Dataset rows:

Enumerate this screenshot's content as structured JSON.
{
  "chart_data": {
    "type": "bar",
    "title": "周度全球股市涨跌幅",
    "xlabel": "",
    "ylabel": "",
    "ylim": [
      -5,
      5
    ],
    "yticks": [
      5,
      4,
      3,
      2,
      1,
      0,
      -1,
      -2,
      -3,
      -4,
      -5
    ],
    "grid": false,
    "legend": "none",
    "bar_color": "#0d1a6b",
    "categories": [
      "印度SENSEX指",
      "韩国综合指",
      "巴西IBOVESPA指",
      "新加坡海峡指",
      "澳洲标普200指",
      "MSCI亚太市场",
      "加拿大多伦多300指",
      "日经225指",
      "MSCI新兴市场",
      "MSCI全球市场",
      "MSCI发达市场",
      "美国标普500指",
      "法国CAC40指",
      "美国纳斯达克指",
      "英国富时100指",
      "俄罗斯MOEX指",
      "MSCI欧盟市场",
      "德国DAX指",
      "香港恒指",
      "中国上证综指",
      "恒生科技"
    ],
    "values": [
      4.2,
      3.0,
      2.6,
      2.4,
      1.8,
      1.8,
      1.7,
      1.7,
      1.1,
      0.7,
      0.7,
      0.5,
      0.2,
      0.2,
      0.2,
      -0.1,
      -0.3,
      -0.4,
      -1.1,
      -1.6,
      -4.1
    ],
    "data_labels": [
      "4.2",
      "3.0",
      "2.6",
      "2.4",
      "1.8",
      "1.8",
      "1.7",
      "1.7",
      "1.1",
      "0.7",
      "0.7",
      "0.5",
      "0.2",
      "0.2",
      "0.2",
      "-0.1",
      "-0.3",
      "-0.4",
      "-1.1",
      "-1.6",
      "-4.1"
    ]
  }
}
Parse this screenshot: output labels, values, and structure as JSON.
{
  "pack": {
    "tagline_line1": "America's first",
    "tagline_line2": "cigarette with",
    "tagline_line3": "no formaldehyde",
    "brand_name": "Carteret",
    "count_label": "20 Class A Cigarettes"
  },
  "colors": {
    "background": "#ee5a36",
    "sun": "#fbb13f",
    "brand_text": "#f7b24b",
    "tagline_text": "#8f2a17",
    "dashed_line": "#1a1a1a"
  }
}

Given task:
Copy the material above verbatim.

The output:
Enumerate this screenshot's content as structured JSON.
{
  "chart_data": {
    "type": "bar",
    "title": "周度全球股市涨跌幅",
    "xlabel": "",
    "ylabel": "",
    "ylim": [
      -5,
      5
    ],
    "yticks": [
      5,
      4,
      3,
      2,
      1,
      0,
      -1,
      -2,
      -3,
      -4,
      -5
    ],
    "grid": false,
    "legend": "none",
    "bar_color": "#0d1a6b",
    "categories": [
      "印度SENSEX指",
      "韩国综合指",
      "巴西IBOVESPA指",
      "新加坡海峡指",
      "澳洲标普200指",
      "MSCI亚太市场",
      "加拿大多伦多300指",
      "日经225指",
      "MSCI新兴市场",
      "MSCI全球市场",
      "MSCI发达市场",
      "美国标普500指",
      "法国CAC40指",
      "美国纳斯达克指",
      "英国富时100指",
      "俄罗斯MOEX指",
      "MSCI欧盟市场",
      "德国DAX指",
      "香港恒指",
      "中国上证综指",
      "恒生科技"
    ],
    "values": [
      4.2,
      3.0,
      2.6,
      2.4,
      1.8,
      1.8,
      1.7,
      1.7,
      1.1,
      0.7,
      0.7,
      0.5,
      0.2,
      0.2,
      0.2,
      -0.1,
      -0.3,
      -0.4,
      -1.1,
      -1.6,
      -4.1
    ],
    "data_labels": [
      "4.2",
      "3.0",
      "2.6",
      "2.4",
      "1.8",
      "1.8",
      "1.7",
      "1.7",
      "1.1",
      "0.7",
      "0.7",
      "0.5",
      "0.2",
      "0.2",
      "0.2",
      "-0.1",
      "-0.3",
      "-0.4",
      "-1.1",
      "-1.6",
      "-4.1"
    ]
  }
}
Parse this screenshot: output labels, values, and structure as JSON.
{
  "pack": {
    "tagline_line1": "America's first",
    "tagline_line2": "cigarette with",
    "tagline_line3": "no formaldehyde",
    "brand_name": "Carteret",
    "count_label": "20 Class A Cigarettes"
  },
  "colors": {
    "background": "#ee5a36",
    "sun": "#fbb13f",
    "brand_text": "#f7b24b",
    "tagline_text": "#8f2a17",
    "dashed_line": "#1a1a1a"
  }
}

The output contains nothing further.